→ **Written tasks**
1 - In the Pittsburgh blog post below, on what date did the writer arrive in Pittsburgh?
2 - Retype word for word everything in the Pittsburgh blog post from "Although I’ve done" down to "than the latter.".

→ **Document extract**
+ + + +
Home > University life > Life in Pittsburgh and the random car ride…

Life in Pittsburgh and the random car ride…


Although I’ve done a fair amount of travelling in the States, Pittsburgh was a town I’d never visited before. I’d been to Philadelphia and other part of the Eastern seaboard, but Pittsburgh had never really registered on my list of places to visit in America. I’m not sure why this is, but I think that it’s got a lot to do with the fact that it’s not a ‘tourist town’ in the way that NYC or Boston or Philadelphia are. Now, that’s not to say that there’s nothing to do in Pittsburgh, far from it, but rather, it doesn’t market itself as a city for tourists to visit. As such, it seems more representative of ‘real’ America, rather than the kind of package-deal America you might get at Disneyland or something. And for me, the former is far more interesting and attractive a proposition than the latter.

Anyway, suffice to say that I had absolutely no preconceptions about what life would be like over here, and what I’ve seen thus far has been pleasantly surprising. Perhaps one of the most surprising things to happen to me since, well, almost ever (?), was one of the first social interactions we had in Pittsburgh. We arrived in Pittsburgh on the 12th September and on the 13th, we decided to scout around some of the local neighbourhoods to get an idea of where things were, important orientating points and so on. So we knew where we were starting from and where we had gone, we headed to Giant Eagle to buy a street map. Unfortunately, Giant Eagle didn’t have any, but during the conversation with one of the members of staff, one of the women in front of us in the queue mentioned that we should try either the nearby gas station or Barnes and Noble. We thanked her and she left the store. As we came out of Giant Eagle, we saw her standing near the entrance on her phone, and as we walked past her, she stopped us and said that she was speakeing to her mechanic who was just around the corner to see if he had a map we could borrow. Again, we thanked her and said that we were going to get the bus to the Barnes and Noble at the Waterfront to buy one instead. What happened next literally made my jaw drop…

Her: ‘Barnes and Noble? The one down at the Waterfront? No worries. Jump in the car and I’ll take you guys there.’
Me: ‘What? No no no, don’t worry about it, we’ll just take the bus!’
Her: ‘It’s fine, I’m headed that way, so it’s not a big deal.’

So despite having never met us before, she was willing to give two perfect strangers a helping hand and make their day a little bit easier. We jumped in the car and she drove us to Barnes and Noble. Just to be extra awesome, as we were driving there, she phoned the store to see if they had any Pittsburgh street maps for sale (they did, thankfully!). After some nice chat about the city and what we were doing in Pittsburgh, we arrived at the shopping centre and she dropped us off right at the door. After us tripping over ourselves trying to thank her, she wished us a pleasant stay and drove off. Even four weeks later, I’m still kind of stunned that even in a big city, people can still be caring and helpful and kind to complete strangers and be willing to go out of their way, if only a little bit, to help someone out. This might be a minor story, but I really can’t imagine that happening in London or Birmingham or NYC or Chicago. Maybe out in the sticks where things are a little bit harder to get to, but in a city, you kind of feel as though you’re left to your own devices for the most part.
+ + + +
→ **Dataset records**
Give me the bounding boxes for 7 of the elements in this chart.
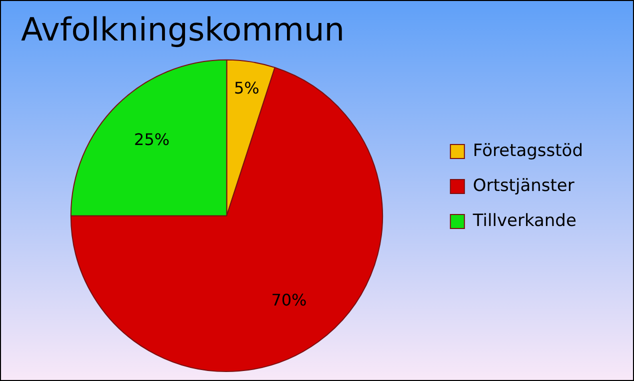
data-label: 5%: [234, 78, 260, 98]
data-label: 25%: [134, 130, 170, 149]
data-label: 70%: [271, 290, 307, 310]
legend-label: Tillverkande: [472, 210, 576, 231]
chart-title: Avfolkningskommun: [21, 10, 345, 49]
legend-label: Ortstjänster: [472, 176, 574, 196]
legend-label: Företagsstöd: [472, 140, 583, 161]
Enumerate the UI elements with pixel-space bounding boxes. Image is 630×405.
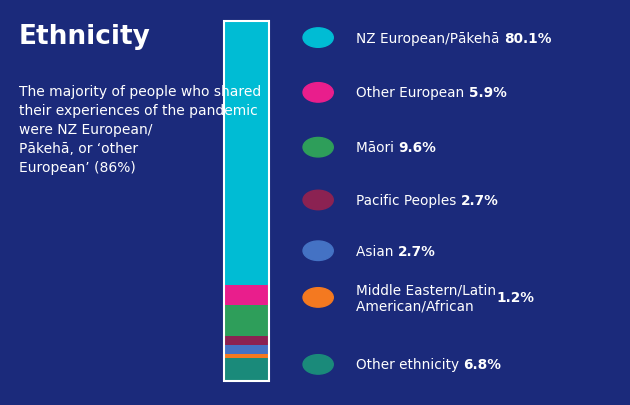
Circle shape	[303, 191, 333, 210]
Bar	[224, 305, 269, 337]
Text: Other ethnicity: Other ethnicity	[356, 358, 464, 371]
Circle shape	[303, 138, 333, 158]
Circle shape	[303, 288, 333, 307]
Text: 5.9%: 5.9%	[469, 86, 507, 100]
Bar	[224, 345, 269, 354]
Text: Other European: Other European	[356, 86, 469, 100]
Text: 80.1%: 80.1%	[504, 32, 551, 45]
Text: Ethnicity: Ethnicity	[19, 24, 151, 50]
Circle shape	[303, 241, 333, 261]
Text: Middle Eastern/Latin
American/African: Middle Eastern/Latin American/African	[356, 283, 496, 313]
Text: 9.6%: 9.6%	[398, 141, 436, 155]
Bar	[224, 22, 269, 286]
Bar	[224, 354, 269, 358]
Bar	[224, 337, 269, 345]
Text: The majority of people who shared
their experiences of the pandemic
were NZ Euro: The majority of people who shared their …	[19, 85, 261, 175]
Text: 2.7%: 2.7%	[461, 194, 498, 207]
Text: Māori: Māori	[356, 141, 398, 155]
Circle shape	[303, 83, 333, 103]
Text: NZ European/Pākehā: NZ European/Pākehā	[356, 32, 504, 45]
Circle shape	[303, 29, 333, 48]
Text: Asian: Asian	[356, 244, 398, 258]
Circle shape	[303, 355, 333, 374]
Bar	[224, 358, 269, 381]
Bar	[224, 22, 269, 381]
Bar	[224, 286, 269, 305]
Text: Pacific Peoples: Pacific Peoples	[356, 194, 461, 207]
Text: 6.8%: 6.8%	[464, 358, 501, 371]
Text: 1.2%: 1.2%	[496, 291, 534, 305]
Text: 2.7%: 2.7%	[398, 244, 435, 258]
+ + + +
→ **The results**
1 - The 12th of September.

2 -
Although I’ve done a fair amount of travelling in the States, Pittsburgh was a town I’d never visited before. I’d been to Philadelphia and other part of the Eastern seaboard, but Pittsburgh had never really registered on my list of places to visit in America. I’m not sure why this is, but I think that it’s got a lot to do with the fact that it’s not a ‘tourist town’ in the way that NYC or Boston or Philadelphia are. Now, that’s not to say that there’s nothing to do in Pittsburgh, far from it, but rather, it doesn’t market itself as a city for tourists to visit. As such, it seems more representative of ‘real’ America, rather than the kind of package-deal America you might get at Disneyland or something. And for me, the former is far more interesting and attractive a proposition than the latter.